── INPUT

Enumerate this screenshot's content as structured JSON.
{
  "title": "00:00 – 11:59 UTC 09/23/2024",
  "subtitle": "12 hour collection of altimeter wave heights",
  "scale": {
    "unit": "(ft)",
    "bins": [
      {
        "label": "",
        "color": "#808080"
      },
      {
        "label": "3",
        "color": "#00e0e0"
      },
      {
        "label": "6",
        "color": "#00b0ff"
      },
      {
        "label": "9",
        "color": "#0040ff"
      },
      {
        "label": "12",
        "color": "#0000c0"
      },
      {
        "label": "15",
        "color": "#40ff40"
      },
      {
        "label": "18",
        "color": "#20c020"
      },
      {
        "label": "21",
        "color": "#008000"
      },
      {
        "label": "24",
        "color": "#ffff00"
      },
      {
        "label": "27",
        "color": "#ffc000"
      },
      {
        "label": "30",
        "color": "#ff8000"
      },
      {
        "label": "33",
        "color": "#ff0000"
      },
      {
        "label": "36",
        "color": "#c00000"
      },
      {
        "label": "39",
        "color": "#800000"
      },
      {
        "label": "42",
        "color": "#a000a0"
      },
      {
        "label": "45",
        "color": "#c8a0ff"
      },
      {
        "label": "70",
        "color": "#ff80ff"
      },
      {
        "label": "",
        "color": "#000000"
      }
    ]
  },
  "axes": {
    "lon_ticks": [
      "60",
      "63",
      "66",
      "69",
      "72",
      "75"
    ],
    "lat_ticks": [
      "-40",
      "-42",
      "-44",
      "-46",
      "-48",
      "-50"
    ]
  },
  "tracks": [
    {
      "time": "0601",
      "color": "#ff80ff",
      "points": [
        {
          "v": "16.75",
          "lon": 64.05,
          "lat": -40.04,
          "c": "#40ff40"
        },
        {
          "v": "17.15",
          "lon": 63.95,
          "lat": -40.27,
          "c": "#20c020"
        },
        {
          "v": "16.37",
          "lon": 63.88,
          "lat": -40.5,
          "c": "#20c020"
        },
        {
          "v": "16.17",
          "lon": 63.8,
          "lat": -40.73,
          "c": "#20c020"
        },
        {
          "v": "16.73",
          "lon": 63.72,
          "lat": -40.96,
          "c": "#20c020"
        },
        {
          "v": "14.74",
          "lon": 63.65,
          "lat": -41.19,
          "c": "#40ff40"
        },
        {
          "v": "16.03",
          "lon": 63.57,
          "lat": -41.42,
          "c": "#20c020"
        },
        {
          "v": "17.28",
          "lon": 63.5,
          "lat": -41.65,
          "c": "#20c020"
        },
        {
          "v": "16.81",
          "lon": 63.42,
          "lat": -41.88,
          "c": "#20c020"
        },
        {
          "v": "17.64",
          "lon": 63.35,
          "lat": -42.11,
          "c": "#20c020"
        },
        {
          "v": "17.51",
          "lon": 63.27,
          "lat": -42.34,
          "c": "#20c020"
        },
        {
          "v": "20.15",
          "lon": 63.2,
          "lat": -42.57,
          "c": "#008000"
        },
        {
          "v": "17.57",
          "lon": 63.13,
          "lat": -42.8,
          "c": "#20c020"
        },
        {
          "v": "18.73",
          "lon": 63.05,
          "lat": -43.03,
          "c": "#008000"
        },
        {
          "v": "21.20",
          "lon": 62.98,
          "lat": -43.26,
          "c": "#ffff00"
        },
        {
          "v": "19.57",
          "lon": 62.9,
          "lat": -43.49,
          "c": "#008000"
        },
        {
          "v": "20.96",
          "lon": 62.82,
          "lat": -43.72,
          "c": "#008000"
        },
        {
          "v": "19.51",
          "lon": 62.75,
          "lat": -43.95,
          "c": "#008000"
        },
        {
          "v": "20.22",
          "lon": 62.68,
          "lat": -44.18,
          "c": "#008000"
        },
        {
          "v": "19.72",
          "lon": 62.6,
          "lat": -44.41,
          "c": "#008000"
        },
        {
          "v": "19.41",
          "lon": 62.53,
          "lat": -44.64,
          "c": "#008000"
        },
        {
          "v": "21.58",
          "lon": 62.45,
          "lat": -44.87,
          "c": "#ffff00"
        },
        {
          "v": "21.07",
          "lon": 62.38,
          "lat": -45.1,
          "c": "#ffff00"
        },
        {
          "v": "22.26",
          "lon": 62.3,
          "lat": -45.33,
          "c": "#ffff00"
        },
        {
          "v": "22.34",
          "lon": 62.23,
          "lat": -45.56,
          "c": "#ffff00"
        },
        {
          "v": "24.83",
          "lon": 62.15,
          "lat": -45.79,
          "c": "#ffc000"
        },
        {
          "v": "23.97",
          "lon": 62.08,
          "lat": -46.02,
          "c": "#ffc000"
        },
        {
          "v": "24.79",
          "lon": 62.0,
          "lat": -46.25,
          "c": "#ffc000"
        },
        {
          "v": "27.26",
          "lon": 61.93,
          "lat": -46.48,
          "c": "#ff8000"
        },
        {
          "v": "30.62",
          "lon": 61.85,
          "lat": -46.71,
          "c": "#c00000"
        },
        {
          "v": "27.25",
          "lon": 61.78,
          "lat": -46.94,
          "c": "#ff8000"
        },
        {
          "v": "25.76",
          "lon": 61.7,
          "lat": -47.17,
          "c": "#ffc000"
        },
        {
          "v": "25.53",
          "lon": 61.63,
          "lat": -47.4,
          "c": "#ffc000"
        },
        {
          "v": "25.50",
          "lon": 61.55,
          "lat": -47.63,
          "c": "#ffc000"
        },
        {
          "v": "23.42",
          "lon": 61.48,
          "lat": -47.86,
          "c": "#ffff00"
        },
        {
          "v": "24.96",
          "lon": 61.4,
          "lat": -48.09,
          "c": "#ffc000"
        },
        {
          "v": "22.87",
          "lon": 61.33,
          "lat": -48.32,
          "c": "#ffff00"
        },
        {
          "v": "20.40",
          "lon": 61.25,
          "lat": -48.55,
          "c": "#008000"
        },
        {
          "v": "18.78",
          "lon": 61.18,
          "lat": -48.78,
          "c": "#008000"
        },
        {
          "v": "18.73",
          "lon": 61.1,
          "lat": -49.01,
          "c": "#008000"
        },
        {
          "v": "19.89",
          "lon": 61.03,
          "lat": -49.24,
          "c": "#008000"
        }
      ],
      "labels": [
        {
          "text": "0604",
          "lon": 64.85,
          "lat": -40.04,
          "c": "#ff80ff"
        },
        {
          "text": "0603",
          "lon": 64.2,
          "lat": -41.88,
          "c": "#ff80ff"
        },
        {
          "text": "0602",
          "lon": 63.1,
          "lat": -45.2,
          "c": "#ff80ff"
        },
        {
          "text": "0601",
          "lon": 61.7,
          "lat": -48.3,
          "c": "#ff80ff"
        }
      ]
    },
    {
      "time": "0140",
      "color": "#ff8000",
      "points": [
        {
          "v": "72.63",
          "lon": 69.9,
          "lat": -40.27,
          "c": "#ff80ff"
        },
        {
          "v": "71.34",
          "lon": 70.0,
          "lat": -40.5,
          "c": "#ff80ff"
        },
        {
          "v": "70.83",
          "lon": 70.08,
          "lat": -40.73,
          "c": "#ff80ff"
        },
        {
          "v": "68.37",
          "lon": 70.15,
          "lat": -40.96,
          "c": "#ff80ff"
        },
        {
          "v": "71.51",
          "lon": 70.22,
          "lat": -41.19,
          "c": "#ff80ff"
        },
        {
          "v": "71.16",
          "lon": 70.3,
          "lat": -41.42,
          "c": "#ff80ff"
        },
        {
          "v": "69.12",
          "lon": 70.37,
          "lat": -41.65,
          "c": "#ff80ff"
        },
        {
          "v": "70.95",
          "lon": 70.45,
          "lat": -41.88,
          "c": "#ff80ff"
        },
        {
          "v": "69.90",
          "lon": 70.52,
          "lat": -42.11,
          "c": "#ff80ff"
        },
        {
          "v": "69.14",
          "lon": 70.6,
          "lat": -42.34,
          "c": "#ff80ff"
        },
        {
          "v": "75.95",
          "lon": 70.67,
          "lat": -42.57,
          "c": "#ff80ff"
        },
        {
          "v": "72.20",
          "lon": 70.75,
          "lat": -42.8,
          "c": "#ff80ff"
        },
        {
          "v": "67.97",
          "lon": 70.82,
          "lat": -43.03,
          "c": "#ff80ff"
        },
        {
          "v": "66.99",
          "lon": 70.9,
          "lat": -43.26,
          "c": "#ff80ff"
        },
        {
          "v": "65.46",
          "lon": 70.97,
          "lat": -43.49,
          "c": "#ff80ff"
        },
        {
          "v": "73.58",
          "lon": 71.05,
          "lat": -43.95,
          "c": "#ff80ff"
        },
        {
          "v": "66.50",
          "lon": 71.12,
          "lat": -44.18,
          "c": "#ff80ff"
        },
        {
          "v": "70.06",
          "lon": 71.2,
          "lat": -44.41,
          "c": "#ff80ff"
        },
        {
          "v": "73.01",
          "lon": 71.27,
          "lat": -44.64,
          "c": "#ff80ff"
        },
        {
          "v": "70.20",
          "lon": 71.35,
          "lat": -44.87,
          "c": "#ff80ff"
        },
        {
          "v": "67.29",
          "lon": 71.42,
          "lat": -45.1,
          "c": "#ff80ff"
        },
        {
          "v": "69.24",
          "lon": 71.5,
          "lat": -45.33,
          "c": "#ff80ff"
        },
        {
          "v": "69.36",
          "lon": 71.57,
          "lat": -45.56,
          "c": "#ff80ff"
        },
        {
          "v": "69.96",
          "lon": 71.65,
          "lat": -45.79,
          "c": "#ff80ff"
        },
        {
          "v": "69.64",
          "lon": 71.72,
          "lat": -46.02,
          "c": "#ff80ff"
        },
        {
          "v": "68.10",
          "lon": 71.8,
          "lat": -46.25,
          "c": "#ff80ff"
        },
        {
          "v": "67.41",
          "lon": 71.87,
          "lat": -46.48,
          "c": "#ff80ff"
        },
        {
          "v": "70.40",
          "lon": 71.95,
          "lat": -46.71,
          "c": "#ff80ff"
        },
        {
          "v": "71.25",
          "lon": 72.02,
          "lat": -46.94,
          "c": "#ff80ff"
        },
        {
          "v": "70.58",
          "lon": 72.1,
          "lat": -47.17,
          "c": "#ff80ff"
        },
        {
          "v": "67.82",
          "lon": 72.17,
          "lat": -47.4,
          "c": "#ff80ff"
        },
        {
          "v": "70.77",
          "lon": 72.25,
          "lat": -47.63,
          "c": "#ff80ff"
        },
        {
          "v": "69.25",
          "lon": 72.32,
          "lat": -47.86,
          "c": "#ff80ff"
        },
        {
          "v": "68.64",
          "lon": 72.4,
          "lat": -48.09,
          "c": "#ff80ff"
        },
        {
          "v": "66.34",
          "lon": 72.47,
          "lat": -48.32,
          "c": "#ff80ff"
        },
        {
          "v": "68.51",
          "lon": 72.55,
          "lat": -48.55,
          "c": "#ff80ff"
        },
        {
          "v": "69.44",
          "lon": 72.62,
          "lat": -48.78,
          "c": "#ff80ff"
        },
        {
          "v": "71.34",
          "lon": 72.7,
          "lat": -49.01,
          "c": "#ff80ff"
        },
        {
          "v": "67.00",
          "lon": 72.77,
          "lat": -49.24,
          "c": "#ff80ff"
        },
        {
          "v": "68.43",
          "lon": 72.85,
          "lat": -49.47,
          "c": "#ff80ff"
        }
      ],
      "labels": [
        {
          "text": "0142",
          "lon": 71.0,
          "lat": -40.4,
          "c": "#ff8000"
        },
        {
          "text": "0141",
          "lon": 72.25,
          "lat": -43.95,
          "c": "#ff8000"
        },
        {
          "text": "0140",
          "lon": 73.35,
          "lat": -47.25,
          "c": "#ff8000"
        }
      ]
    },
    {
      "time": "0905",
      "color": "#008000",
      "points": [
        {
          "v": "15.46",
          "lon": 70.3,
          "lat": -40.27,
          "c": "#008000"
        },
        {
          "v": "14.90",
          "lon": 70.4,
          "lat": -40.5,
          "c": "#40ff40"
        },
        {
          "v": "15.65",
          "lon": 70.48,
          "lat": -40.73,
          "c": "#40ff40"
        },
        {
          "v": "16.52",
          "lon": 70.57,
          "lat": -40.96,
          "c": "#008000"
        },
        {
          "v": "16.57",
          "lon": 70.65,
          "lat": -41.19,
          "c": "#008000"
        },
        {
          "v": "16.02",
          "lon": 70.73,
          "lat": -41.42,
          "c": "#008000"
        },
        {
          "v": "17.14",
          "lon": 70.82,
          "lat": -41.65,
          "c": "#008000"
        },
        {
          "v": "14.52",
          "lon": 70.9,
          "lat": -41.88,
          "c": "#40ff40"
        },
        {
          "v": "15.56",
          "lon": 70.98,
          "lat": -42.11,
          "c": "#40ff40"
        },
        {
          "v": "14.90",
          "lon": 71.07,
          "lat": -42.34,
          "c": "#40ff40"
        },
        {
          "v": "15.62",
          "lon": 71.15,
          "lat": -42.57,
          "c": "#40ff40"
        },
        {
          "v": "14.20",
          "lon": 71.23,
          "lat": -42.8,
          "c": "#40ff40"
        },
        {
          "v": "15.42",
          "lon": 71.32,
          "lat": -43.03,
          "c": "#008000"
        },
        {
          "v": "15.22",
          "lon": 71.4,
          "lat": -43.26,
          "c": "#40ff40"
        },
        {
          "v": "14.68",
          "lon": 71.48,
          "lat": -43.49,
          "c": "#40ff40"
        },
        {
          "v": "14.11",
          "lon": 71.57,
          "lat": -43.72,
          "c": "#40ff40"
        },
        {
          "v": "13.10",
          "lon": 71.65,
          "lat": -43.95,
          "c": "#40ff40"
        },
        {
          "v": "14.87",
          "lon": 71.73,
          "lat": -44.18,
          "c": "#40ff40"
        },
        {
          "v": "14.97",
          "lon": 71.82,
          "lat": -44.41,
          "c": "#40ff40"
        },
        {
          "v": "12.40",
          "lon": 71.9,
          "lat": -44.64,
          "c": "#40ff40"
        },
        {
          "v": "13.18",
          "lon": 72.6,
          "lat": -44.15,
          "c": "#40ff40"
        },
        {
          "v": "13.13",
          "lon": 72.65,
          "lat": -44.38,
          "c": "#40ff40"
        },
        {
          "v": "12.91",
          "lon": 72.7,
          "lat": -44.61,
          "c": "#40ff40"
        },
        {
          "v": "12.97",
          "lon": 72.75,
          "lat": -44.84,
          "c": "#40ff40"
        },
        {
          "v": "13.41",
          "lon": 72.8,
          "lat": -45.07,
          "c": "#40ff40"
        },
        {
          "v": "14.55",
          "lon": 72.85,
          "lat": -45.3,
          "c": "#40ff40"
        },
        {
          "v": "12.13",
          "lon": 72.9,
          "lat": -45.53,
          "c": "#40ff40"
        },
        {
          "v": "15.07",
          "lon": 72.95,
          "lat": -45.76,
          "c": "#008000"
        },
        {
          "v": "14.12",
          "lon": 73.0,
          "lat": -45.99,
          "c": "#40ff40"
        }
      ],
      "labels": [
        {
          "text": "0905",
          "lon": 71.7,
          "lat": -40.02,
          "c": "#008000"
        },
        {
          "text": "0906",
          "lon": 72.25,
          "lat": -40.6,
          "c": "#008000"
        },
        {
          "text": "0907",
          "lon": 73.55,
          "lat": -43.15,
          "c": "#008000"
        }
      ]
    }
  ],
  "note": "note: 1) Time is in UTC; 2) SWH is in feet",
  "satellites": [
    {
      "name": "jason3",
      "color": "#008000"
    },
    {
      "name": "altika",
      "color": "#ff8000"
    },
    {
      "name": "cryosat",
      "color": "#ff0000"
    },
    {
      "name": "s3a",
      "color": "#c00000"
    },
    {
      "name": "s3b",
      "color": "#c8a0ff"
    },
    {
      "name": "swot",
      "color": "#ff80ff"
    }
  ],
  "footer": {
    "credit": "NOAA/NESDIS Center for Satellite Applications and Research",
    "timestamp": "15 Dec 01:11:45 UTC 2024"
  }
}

────

[TASK TO COMPLETE]: Write out every line of the listing that holds the word "text".

[CORRECT OUTPUT]:
          "text": "0604",
          "text": "0603",
          "text": "0602",
          "text": "0601",
          "text": "0142",
          "text": "0141",
          "text": "0140",
          "text": "0905",
          "text": "0906",
          "text": "0907",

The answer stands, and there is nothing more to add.